• **Task requirements**
Review the material and extract every line in which the word "Actual" occurs.

• **Records provided**
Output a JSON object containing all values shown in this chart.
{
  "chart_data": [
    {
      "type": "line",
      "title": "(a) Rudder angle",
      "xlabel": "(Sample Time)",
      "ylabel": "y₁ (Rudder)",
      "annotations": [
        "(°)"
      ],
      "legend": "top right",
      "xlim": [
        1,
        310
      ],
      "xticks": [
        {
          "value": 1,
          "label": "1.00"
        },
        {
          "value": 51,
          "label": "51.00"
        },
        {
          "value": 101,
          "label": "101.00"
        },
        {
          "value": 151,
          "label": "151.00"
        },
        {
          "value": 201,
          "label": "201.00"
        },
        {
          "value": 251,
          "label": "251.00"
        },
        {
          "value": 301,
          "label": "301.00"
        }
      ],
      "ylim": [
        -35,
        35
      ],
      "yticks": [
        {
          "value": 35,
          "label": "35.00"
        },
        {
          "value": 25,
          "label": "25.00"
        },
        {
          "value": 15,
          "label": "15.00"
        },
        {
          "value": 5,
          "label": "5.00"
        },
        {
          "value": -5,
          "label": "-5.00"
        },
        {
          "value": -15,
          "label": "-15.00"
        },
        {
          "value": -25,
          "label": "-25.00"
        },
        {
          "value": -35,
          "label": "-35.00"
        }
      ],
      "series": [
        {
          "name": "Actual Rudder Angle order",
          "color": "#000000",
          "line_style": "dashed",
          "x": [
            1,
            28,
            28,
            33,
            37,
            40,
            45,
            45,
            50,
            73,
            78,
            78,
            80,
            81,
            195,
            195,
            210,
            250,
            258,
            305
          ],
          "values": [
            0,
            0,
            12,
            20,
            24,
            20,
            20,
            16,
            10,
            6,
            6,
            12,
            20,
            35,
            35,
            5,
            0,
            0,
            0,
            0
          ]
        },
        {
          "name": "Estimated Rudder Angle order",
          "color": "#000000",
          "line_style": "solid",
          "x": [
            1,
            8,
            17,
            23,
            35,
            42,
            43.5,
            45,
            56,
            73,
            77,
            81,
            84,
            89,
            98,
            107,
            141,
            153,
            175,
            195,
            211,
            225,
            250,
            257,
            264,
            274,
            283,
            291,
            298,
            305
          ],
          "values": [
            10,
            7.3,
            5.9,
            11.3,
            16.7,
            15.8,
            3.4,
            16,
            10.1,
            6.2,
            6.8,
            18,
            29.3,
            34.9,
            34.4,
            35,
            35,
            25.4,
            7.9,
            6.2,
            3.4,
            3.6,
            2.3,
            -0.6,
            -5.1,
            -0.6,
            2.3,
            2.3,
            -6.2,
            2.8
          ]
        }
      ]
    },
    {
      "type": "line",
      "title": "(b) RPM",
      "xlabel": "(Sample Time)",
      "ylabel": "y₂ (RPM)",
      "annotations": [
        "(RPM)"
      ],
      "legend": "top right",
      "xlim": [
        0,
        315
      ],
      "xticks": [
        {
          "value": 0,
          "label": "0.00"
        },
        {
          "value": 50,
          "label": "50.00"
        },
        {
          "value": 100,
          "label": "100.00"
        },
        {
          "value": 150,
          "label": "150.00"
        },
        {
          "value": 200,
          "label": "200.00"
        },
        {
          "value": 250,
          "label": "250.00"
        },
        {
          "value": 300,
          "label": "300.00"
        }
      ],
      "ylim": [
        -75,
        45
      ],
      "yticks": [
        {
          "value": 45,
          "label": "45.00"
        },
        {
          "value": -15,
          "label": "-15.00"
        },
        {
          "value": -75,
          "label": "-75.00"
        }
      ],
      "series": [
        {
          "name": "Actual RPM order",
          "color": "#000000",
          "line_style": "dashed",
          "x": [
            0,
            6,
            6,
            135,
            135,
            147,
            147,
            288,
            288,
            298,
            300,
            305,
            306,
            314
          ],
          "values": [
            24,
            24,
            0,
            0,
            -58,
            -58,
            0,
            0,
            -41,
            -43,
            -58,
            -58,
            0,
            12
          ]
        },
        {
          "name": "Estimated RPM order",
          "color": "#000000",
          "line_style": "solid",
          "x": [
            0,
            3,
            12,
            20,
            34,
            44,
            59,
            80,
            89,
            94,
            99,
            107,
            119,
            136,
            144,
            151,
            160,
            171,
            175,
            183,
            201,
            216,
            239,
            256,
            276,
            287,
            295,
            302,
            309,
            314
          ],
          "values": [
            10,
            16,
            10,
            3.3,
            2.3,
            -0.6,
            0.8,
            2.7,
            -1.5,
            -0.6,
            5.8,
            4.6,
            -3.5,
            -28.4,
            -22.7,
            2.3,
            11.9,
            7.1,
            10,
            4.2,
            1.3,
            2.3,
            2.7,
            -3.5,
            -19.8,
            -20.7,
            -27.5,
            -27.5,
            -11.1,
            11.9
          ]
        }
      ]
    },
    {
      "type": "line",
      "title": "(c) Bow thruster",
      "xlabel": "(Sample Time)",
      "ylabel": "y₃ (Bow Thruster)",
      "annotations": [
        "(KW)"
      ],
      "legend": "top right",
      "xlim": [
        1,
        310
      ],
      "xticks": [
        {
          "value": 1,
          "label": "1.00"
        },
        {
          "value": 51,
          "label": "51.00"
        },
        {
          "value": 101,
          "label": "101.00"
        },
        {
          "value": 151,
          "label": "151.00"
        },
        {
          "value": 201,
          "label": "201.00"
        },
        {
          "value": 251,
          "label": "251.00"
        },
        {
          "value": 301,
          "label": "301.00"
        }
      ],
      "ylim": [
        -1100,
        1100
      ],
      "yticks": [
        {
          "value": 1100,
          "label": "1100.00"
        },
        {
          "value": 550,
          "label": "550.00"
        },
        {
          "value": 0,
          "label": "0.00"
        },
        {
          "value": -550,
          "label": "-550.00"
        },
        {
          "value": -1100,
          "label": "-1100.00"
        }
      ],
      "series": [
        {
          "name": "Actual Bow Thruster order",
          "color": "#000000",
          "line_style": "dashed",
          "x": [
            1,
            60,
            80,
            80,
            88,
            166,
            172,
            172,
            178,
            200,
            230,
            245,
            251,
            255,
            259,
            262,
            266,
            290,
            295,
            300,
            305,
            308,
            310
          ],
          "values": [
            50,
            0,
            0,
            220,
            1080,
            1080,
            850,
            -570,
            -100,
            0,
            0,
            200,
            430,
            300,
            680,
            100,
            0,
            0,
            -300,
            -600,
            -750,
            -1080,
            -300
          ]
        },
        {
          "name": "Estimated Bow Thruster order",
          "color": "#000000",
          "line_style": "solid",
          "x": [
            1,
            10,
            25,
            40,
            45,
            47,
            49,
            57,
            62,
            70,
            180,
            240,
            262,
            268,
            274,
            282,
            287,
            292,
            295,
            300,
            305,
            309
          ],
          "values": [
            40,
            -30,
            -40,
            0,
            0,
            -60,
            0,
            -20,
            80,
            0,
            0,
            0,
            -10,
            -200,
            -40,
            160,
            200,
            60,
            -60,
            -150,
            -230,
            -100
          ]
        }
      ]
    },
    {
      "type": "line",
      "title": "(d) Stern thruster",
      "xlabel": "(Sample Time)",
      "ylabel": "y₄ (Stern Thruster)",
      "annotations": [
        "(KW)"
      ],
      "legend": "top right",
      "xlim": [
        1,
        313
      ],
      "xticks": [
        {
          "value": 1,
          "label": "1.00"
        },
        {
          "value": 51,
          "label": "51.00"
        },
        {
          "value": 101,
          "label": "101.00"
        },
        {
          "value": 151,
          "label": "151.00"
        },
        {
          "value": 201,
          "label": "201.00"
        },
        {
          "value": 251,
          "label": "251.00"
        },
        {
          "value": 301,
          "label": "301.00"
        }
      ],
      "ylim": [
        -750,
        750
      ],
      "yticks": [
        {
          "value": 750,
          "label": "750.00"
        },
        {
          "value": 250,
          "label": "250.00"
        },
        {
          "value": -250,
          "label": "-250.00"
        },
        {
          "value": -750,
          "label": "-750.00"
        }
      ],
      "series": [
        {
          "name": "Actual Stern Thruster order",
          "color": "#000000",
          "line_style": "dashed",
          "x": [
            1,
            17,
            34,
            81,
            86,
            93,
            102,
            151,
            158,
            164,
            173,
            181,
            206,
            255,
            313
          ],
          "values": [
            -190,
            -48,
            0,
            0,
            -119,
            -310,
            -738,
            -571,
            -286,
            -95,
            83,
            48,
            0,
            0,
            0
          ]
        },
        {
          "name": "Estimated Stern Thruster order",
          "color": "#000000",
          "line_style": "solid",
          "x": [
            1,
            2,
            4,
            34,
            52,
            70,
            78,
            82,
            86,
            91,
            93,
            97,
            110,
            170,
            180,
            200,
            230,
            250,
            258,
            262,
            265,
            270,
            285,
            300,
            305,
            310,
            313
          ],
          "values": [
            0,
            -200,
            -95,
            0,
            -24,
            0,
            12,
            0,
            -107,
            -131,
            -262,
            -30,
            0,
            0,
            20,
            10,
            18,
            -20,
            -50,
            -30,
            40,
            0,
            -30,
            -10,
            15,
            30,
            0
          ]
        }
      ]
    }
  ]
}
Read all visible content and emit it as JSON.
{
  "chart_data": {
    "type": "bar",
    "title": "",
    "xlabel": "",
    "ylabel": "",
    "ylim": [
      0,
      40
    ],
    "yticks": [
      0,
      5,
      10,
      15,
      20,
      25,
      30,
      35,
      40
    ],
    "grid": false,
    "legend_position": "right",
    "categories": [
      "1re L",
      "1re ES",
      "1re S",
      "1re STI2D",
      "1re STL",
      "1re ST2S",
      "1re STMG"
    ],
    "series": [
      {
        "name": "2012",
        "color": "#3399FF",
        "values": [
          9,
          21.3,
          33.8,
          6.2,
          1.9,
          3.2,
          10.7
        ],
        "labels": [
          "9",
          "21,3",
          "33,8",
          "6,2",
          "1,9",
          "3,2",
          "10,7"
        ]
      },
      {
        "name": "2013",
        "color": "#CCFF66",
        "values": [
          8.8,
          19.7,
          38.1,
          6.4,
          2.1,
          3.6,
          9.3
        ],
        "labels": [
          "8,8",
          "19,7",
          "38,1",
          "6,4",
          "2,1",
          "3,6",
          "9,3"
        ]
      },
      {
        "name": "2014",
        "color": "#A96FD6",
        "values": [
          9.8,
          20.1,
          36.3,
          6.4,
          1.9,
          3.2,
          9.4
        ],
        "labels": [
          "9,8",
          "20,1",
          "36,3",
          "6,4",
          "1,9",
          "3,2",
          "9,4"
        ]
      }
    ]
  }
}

• **Problem solution**
          "name": "Actual Rudder Angle order",
          "name": "Actual RPM order",
          "name": "Actual Bow Thruster order",
          "name": "Actual Stern Thruster order",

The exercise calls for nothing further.